Exercise requirements → Show every line that has the string "Andijon" in it.

Exercise data →
○ ○ ○
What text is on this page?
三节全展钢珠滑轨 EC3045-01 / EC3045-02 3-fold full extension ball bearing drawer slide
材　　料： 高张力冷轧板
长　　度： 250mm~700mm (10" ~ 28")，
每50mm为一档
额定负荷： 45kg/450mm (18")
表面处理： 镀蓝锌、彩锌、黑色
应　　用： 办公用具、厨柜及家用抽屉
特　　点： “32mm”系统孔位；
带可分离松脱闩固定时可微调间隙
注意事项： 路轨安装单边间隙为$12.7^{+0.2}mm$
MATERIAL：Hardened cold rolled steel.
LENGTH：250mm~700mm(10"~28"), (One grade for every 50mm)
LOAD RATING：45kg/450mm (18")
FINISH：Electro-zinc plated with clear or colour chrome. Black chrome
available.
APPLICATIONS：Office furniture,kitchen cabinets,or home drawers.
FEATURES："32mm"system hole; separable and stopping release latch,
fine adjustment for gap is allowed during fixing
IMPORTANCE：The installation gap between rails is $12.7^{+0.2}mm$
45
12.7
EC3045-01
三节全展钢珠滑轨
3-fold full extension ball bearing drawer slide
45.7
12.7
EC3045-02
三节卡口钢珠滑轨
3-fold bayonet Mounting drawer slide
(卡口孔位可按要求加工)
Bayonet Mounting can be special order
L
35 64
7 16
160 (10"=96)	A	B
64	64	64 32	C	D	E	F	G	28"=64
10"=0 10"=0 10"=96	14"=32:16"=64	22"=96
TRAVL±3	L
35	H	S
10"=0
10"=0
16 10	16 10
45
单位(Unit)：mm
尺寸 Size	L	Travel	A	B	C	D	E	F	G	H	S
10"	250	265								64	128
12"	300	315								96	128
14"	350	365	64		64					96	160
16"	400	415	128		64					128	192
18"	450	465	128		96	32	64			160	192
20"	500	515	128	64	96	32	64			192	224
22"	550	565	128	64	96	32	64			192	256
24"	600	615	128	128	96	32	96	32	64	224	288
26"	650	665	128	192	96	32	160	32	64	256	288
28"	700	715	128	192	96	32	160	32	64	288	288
○ ○ ○
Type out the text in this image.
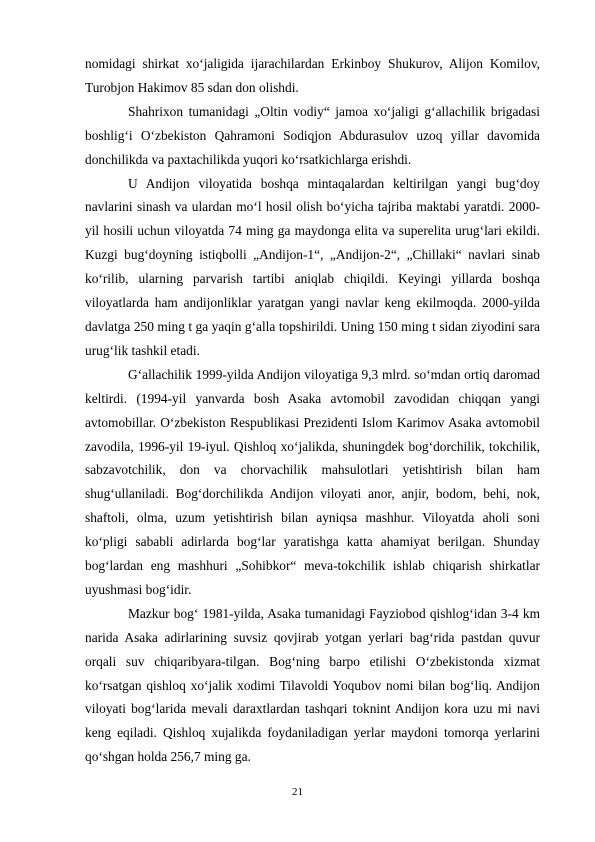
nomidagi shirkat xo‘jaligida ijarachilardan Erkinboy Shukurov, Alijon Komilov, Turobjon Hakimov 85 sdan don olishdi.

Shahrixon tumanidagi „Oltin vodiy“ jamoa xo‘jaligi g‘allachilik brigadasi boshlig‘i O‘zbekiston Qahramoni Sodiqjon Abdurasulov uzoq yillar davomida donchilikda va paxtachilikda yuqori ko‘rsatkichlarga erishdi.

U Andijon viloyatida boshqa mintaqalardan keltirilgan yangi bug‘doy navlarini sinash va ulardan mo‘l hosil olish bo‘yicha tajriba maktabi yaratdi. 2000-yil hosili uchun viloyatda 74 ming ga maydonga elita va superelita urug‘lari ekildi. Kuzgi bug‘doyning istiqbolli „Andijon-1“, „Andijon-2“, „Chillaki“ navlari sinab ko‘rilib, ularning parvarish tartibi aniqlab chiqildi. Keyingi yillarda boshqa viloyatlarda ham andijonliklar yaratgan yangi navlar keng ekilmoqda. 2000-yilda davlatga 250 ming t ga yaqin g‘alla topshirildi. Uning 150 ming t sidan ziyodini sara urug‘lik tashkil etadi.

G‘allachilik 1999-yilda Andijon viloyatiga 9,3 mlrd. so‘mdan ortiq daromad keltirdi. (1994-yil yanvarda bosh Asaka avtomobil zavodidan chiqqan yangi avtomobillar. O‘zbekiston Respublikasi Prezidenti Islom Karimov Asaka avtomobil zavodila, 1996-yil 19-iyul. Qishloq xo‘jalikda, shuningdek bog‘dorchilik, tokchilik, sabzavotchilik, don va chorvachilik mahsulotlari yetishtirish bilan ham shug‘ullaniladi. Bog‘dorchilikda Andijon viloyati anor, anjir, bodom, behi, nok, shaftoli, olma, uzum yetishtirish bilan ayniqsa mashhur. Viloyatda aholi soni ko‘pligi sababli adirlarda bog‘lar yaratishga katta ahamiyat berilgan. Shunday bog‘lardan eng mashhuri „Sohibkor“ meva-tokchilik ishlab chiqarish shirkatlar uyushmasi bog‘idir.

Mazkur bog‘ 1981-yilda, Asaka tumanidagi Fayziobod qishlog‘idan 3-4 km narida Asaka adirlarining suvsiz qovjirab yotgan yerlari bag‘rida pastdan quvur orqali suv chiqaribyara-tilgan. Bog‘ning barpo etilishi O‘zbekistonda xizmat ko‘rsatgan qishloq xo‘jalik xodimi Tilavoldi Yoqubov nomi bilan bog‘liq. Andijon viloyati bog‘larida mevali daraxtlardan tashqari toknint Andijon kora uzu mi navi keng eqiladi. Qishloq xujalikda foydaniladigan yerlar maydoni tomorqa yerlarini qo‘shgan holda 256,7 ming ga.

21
○ ○ ○
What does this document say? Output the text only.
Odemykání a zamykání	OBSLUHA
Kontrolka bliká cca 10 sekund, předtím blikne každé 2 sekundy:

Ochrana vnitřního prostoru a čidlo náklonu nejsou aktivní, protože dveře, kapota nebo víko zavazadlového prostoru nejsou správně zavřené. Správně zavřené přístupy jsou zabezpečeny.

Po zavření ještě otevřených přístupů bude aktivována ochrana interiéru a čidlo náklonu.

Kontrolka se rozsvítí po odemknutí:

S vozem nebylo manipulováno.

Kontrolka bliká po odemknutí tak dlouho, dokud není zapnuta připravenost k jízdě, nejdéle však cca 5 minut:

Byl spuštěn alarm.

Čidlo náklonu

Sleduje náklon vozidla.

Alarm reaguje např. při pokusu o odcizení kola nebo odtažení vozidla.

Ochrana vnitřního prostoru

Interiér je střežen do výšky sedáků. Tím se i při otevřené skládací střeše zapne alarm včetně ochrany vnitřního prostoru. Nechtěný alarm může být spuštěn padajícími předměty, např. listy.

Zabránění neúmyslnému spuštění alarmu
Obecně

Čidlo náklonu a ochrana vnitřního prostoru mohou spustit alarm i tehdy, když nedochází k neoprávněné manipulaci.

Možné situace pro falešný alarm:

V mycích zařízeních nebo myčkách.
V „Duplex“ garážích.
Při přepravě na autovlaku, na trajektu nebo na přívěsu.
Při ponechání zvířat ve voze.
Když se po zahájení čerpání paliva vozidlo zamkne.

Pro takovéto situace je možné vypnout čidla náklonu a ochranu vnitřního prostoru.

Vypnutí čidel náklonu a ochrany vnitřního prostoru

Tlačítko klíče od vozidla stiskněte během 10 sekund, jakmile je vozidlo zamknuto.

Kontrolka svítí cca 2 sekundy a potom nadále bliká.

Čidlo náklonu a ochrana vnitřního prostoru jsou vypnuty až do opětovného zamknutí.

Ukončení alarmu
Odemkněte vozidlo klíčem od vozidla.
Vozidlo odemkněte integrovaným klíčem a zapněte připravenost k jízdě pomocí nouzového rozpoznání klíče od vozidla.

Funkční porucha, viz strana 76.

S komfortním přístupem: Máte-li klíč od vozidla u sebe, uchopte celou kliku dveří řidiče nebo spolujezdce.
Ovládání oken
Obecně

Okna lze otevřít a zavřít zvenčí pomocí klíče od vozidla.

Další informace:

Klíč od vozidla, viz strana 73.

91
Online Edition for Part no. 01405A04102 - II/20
○ ○ ○
Result of this task →
U Andijon viloyatida boshqa mintaqalardan keltirilgan yangi bug‘doy navlarini sinash va ulardan mo‘l hosil olish bo‘yicha tajriba maktabi yaratdi. 2000-yil hosili uchun viloyatda 74 ming ga maydonga elita va superelita urug‘lari ekildi. Kuzgi bug‘doyning istiqbolli „Andijon-1“, „Andijon-2“, „Chillaki“ navlari sinab ko‘rilib, ularning parvarish tartibi aniqlab chiqildi. Keyingi yillarda boshqa viloyatlarda ham andijonliklar yaratgan yangi navlar keng ekilmoqda. 2000-yilda davlatga 250 ming t ga yaqin g‘alla topshirildi. Uning 150 ming t sidan ziyodini sara urug‘lik tashkil etadi.
G‘allachilik 1999-yilda Andijon viloyatiga 9,3 mlrd. so‘mdan ortiq daromad keltirdi. (1994-yil yanvarda bosh Asaka avtomobil zavodidan chiqqan yangi avtomobillar. O‘zbekiston Respublikasi Prezidenti Islom Karimov Asaka avtomobil zavodila, 1996-yil 19-iyul. Qishloq xo‘jalikda, shuningdek bog‘dorchilik, tokchilik, sabzavotchilik, don va chorvachilik mahsulotlari yetishtirish bilan ham shug‘ullaniladi. Bog‘dorchilikda Andijon viloyati anor, anjir, bodom, behi, nok, shaftoli, olma, uzum yetishtirish bilan ayniqsa mashhur. Viloyatda aholi soni ko‘pligi sababli adirlarda bog‘lar yaratishga katta ahamiyat berilgan. Shunday bog‘lardan eng mashhuri „Sohibkor“ meva-tokchilik ishlab chiqarish shirkatlar uyushmasi bog‘idir.
Mazkur bog‘ 1981-yilda, Asaka tumanidagi Fayziobod qishlog‘idan 3-4 km narida Asaka adirlarining suvsiz qovjirab yotgan yerlari bag‘rida pastdan quvur orqali suv chiqaribyara-tilgan. Bog‘ning barpo etilishi O‘zbekistonda xizmat ko‘rsatgan qishloq xo‘jalik xodimi Tilavoldi Yoqubov nomi bilan bog‘liq. Andijon viloyati bog‘larida mevali daraxtlardan tashqari toknint Andijon kora uzu mi navi keng eqiladi. Qishloq xujalikda foydaniladigan yerlar maydoni tomorqa yerlarini qo‘shgan holda 256,7 ming ga.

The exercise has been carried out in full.